- _TASK TO COMPLETE_:
Read the records below. Copy each line where the string "screenshot" occurs.

** start EXTRACTED RECORDS **

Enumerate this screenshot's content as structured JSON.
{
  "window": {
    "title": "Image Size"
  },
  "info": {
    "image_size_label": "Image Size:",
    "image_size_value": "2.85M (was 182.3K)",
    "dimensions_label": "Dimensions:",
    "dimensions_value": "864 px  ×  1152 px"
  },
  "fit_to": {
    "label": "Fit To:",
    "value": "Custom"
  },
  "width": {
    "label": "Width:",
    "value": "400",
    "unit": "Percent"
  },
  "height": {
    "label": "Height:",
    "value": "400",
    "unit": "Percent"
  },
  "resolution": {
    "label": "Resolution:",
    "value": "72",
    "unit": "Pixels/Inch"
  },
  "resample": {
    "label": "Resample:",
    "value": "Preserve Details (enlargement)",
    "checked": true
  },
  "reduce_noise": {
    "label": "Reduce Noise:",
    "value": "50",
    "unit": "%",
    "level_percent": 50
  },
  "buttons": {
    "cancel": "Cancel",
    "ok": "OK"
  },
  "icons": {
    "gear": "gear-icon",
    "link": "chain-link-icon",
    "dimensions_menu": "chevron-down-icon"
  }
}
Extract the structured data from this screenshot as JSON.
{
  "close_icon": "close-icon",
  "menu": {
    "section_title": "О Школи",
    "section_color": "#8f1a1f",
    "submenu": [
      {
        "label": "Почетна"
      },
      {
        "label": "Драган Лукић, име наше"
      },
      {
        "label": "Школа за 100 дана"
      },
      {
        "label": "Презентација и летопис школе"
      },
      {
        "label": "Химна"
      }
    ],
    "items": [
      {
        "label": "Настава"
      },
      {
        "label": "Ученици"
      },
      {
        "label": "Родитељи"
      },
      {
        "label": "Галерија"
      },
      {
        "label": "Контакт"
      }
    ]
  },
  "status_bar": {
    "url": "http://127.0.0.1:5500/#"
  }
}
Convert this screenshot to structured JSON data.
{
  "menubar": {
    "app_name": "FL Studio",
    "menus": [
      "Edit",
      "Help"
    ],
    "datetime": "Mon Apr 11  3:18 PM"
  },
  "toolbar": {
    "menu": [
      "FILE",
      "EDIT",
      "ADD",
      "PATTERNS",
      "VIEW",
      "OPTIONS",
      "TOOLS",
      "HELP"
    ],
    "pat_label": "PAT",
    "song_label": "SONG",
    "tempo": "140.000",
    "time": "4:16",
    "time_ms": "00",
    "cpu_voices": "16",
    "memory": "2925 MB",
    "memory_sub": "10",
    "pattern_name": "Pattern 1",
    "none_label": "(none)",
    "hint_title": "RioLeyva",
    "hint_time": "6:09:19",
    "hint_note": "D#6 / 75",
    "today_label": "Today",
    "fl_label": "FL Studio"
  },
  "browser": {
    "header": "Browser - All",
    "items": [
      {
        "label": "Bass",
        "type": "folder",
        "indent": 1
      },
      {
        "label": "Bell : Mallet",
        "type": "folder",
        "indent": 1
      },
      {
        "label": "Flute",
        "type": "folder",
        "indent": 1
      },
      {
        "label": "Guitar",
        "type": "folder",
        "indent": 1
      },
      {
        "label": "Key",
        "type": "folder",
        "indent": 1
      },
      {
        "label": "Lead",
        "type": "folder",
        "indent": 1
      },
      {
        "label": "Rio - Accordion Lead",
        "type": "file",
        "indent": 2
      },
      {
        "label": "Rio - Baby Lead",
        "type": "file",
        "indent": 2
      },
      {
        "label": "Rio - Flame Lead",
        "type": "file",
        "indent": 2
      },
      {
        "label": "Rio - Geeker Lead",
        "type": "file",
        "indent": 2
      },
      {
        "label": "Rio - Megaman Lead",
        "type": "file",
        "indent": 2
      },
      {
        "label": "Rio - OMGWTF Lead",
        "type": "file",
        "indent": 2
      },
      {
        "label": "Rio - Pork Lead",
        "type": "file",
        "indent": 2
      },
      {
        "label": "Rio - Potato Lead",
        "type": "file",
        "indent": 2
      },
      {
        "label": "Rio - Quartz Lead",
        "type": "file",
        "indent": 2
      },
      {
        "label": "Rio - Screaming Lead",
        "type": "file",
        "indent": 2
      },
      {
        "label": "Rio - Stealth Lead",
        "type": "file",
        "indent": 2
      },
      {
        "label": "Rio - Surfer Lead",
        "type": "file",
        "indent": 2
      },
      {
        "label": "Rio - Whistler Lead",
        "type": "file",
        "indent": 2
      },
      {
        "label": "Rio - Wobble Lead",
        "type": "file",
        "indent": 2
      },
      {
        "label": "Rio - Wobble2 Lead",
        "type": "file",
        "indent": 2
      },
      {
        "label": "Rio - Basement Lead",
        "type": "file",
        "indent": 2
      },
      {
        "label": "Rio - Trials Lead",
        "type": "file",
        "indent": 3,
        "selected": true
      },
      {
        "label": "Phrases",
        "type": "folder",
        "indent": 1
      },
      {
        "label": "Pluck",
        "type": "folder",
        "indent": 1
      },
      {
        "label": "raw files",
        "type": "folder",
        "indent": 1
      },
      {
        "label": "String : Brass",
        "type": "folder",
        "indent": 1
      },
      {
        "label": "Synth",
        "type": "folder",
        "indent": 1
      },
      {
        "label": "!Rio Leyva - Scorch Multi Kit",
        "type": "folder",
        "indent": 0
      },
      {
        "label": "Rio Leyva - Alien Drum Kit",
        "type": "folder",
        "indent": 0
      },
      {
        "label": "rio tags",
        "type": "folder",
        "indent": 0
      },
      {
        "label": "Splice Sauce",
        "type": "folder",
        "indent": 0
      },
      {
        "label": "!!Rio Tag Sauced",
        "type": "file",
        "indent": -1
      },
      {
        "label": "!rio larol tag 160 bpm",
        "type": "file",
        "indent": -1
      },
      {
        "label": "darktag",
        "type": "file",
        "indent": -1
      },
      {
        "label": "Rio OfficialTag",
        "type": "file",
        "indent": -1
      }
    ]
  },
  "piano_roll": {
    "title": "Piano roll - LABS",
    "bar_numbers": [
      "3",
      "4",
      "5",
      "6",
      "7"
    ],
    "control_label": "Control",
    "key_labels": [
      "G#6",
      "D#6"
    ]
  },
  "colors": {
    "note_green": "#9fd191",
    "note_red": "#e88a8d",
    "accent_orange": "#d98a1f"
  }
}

** end EXTRACTED RECORDS **
** start EXTRACTED RECORDS **

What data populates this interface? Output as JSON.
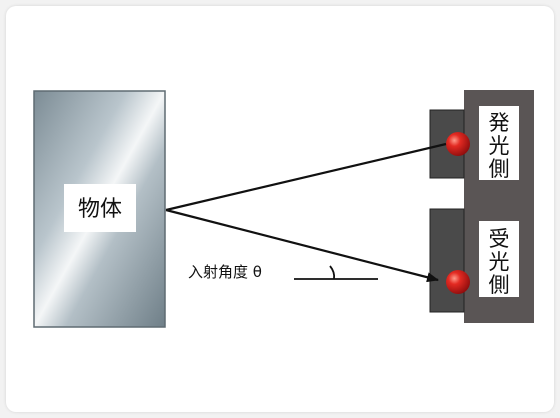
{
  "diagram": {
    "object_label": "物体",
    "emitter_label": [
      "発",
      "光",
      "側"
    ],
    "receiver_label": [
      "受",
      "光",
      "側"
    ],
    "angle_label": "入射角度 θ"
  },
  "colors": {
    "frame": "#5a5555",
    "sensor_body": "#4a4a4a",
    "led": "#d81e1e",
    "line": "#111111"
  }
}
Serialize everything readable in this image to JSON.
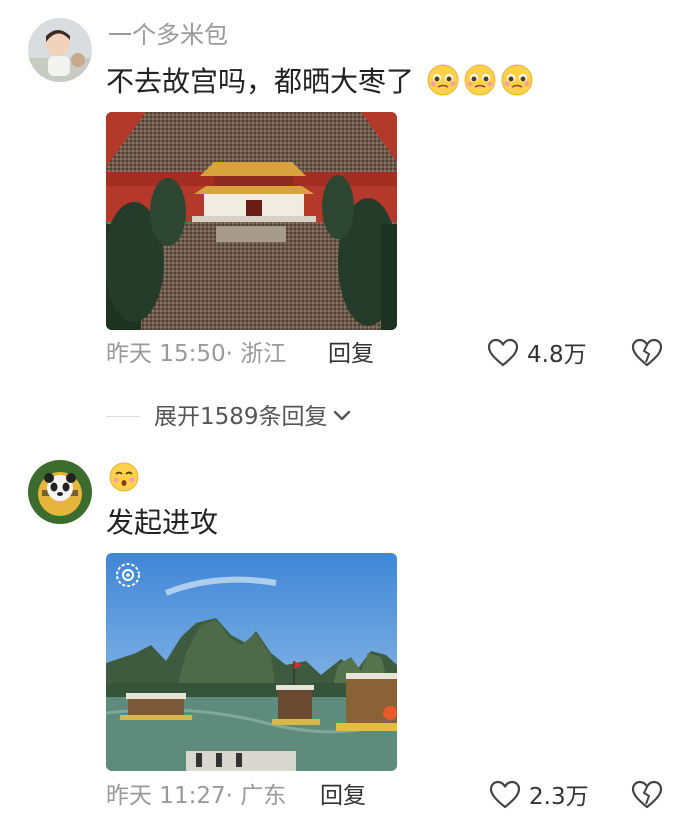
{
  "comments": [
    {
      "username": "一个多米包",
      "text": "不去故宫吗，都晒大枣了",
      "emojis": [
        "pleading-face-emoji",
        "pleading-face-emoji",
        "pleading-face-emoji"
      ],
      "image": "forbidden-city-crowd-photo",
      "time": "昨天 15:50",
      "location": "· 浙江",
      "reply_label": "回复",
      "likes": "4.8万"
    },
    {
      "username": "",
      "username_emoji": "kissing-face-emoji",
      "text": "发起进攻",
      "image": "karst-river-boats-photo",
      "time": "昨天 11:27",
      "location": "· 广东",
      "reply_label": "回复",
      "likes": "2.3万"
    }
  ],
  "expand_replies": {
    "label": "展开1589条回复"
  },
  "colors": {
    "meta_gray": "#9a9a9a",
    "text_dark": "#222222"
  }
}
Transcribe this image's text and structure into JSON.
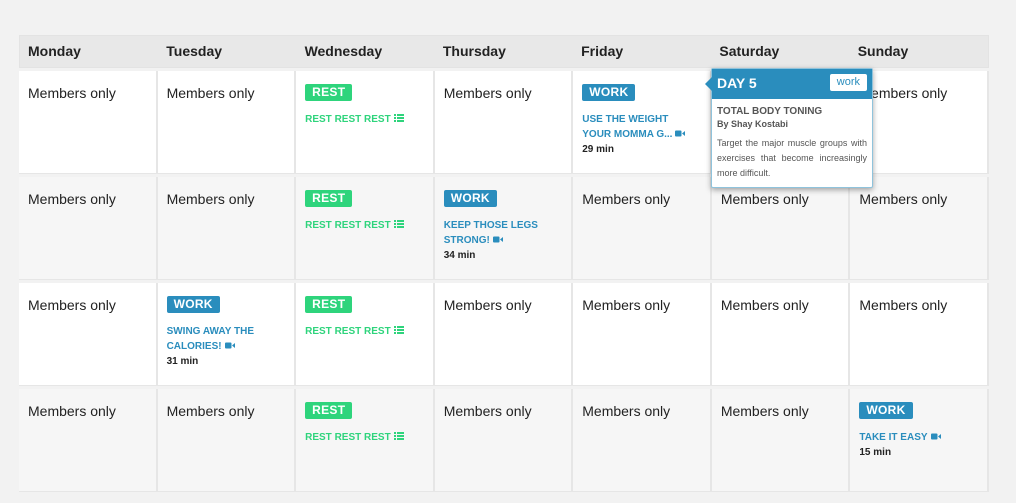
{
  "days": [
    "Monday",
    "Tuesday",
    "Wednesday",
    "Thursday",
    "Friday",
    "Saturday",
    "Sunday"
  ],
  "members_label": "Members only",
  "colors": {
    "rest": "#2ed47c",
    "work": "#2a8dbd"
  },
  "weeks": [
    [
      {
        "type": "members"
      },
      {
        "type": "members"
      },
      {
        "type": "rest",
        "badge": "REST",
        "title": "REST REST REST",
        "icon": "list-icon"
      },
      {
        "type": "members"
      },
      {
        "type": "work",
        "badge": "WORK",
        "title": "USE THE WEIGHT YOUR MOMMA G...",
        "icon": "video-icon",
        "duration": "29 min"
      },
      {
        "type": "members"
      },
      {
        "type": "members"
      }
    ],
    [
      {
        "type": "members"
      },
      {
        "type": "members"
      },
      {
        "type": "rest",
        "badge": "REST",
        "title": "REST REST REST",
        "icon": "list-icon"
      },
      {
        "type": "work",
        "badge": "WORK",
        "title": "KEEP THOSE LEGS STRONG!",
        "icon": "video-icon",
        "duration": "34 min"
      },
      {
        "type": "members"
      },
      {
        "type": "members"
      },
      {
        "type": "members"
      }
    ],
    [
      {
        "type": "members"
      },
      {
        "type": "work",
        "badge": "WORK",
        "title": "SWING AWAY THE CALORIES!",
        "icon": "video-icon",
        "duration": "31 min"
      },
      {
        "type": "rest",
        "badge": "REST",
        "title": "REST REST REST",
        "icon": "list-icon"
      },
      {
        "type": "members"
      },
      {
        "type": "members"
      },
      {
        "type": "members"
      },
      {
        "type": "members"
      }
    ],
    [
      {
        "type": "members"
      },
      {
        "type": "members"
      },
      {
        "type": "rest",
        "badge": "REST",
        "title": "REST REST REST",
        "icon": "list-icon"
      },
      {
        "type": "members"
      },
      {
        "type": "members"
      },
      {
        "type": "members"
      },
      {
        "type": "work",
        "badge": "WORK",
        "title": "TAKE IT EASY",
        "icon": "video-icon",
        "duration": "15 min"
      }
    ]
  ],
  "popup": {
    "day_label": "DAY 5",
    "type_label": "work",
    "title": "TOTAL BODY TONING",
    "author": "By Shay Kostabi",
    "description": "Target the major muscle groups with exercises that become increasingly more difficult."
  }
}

** end EXTRACTED RECORDS **

- _SOLUTION FOR THIS TASK_:
Enumerate this screenshot's content as structured JSON.
Extract the structured data from this screenshot as JSON.
Convert this screenshot to structured JSON data.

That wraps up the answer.